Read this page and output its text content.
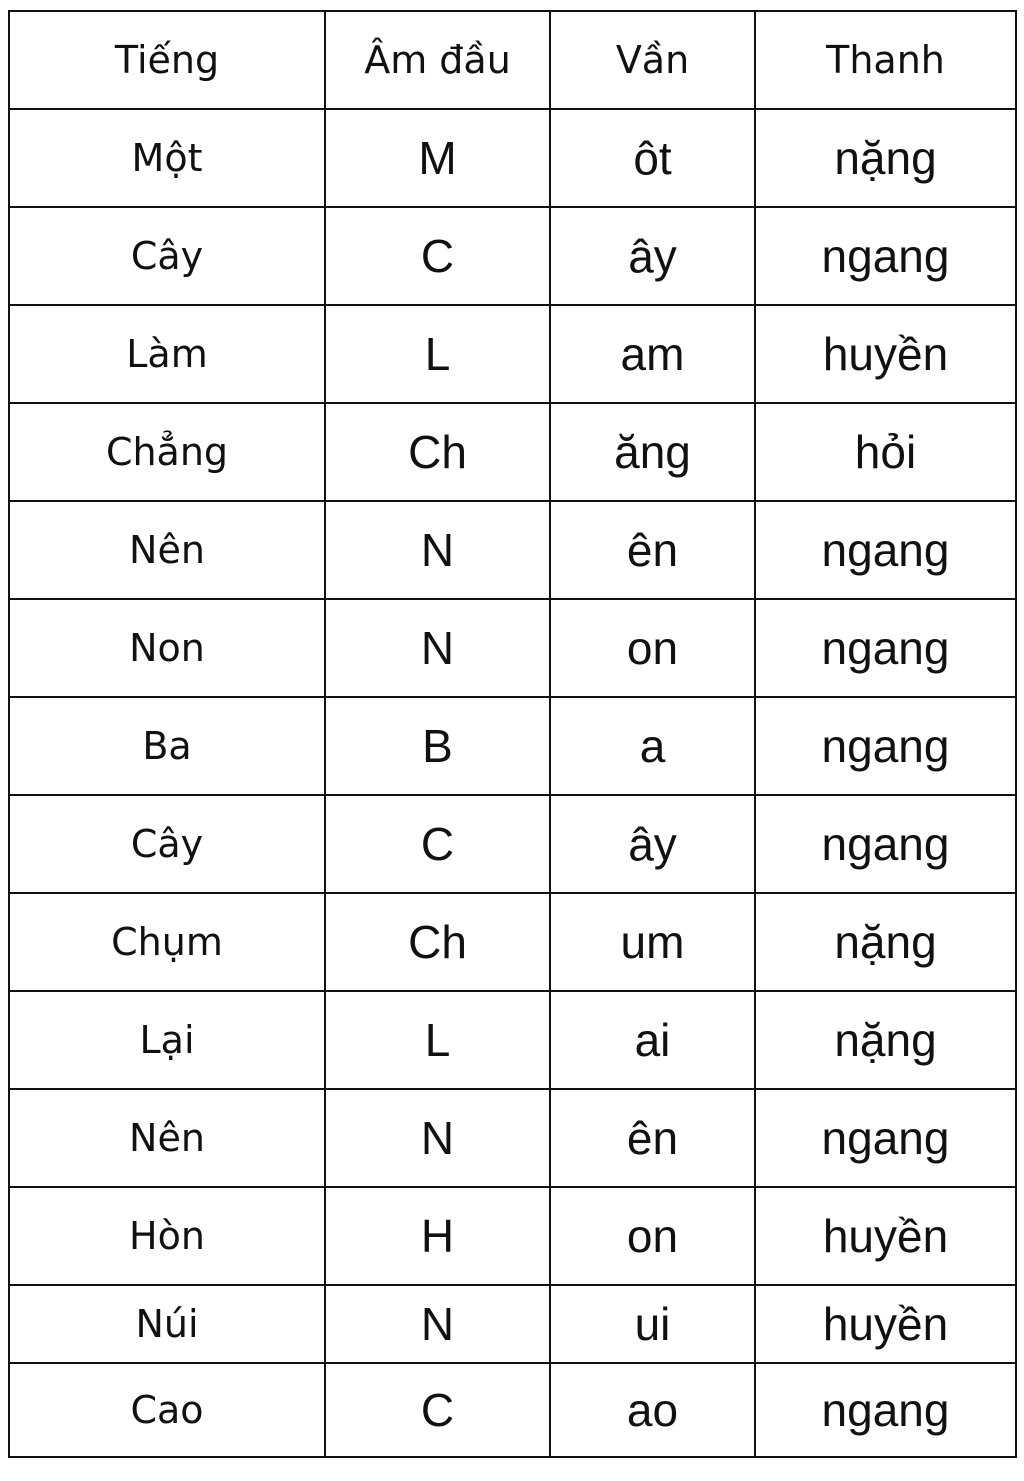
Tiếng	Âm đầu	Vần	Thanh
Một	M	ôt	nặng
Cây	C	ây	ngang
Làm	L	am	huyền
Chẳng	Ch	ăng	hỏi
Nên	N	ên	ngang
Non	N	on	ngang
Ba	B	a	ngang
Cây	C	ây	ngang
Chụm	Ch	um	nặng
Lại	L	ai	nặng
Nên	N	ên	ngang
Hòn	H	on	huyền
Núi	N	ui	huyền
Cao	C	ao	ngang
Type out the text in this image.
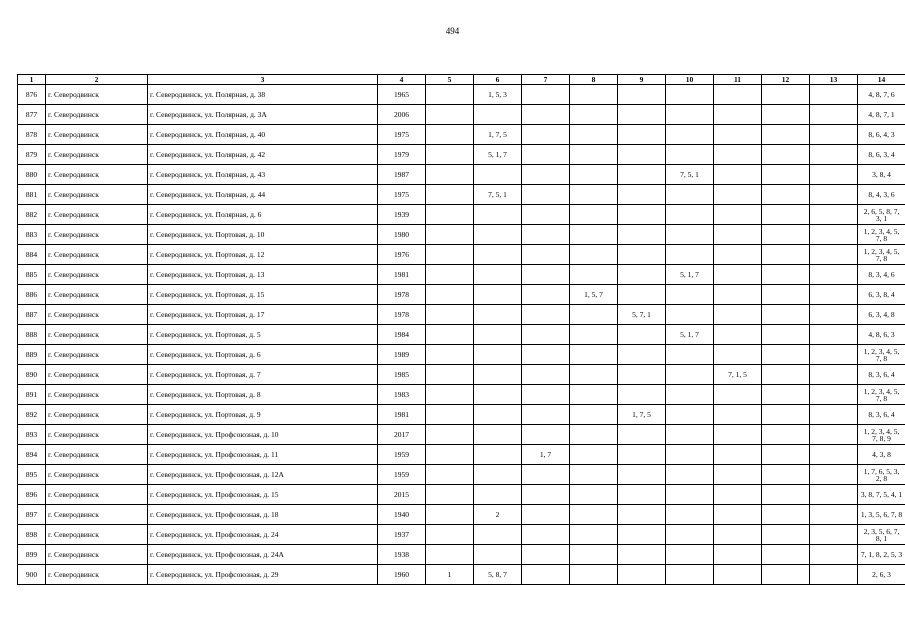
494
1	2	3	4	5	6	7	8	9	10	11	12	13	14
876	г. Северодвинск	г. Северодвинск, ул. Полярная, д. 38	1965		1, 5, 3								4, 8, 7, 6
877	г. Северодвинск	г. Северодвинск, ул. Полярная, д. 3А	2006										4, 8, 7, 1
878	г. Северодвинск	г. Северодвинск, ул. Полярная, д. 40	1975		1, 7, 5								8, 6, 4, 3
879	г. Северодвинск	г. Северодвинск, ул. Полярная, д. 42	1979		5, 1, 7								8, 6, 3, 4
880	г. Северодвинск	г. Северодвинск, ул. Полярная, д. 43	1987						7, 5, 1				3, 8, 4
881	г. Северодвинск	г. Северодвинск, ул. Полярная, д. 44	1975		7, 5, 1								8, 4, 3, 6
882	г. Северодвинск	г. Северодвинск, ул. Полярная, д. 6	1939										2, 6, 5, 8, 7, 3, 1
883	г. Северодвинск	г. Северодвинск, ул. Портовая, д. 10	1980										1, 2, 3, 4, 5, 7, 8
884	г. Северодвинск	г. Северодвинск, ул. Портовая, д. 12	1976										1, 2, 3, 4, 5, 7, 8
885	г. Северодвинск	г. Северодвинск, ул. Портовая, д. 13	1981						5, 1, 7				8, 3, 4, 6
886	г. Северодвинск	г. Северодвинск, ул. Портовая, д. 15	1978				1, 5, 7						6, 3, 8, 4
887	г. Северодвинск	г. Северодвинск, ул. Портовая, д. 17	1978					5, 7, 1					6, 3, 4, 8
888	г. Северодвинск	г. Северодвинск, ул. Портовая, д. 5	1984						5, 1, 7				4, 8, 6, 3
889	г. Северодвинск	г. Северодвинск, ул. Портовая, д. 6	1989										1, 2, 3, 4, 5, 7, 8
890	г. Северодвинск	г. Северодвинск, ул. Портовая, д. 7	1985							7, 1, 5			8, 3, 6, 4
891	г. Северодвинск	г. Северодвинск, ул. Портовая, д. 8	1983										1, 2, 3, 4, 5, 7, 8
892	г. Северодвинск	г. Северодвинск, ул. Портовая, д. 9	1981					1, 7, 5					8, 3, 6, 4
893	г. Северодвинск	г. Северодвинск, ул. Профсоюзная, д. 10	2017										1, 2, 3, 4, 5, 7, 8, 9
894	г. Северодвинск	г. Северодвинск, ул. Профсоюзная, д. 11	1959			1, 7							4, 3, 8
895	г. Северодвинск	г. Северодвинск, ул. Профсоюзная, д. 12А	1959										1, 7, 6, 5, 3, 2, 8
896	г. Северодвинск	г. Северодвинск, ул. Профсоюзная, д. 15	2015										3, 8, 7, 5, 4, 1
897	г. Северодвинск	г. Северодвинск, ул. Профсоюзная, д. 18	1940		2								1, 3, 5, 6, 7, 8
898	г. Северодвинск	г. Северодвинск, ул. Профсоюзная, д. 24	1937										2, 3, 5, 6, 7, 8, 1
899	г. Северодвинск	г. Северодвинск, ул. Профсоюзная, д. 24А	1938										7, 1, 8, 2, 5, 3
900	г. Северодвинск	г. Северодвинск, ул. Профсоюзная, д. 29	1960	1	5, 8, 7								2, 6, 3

────────

**Given task:**
Whenever "ngang" turns up in a line, pick that line out.

**Response below:**
Cây	C	ây	ngang
Nên	N	ên	ngang
Non	N	on	ngang
Ba	B	a	ngang
Cây	C	ây	ngang
Nên	N	ên	ngang
Cao	C	ao	ngang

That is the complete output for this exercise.